◆ **TASK**:
Repeat the material verbatim and drop the pictures.

◆ **INPUT DATA**:
══════

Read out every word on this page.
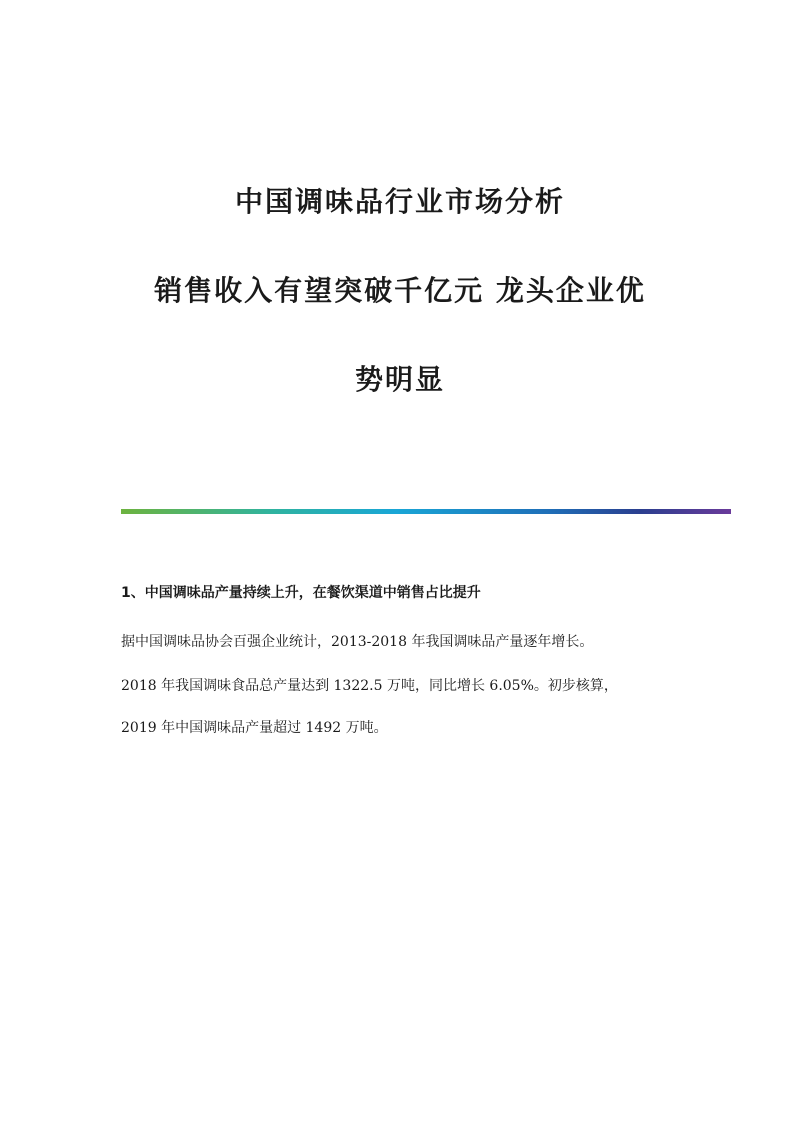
中国调味品行业市场分析
销售收入有望突破千亿元 龙头企业优
势明显
1、中国调味品产量持续上升，在餐饮渠道中销售占比提升

据中国调味品协会百强企业统计，2013-2018 年我国调味品产量逐年增长。

2018 年我国调味食品总产量达到 1322.5 万吨，同比增长 6.05%。初步核算，

2019 年中国调味品产量超过 1492 万吨。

══════

◆ **SOLUTION FOR THIS EXERCISE**:
Read out every word on this page.
中国调味品行业市场分析
销售收入有望突破千亿元 龙头企业优
势明显
1、中国调味品产量持续上升，在餐饮渠道中销售占比提升

据中国调味品协会百强企业统计，2013-2018 年我国调味品产量逐年增长。

2018 年我国调味食品总产量达到 1322.5 万吨，同比增长 6.05%。初步核算，

2019 年中国调味品产量超过 1492 万吨。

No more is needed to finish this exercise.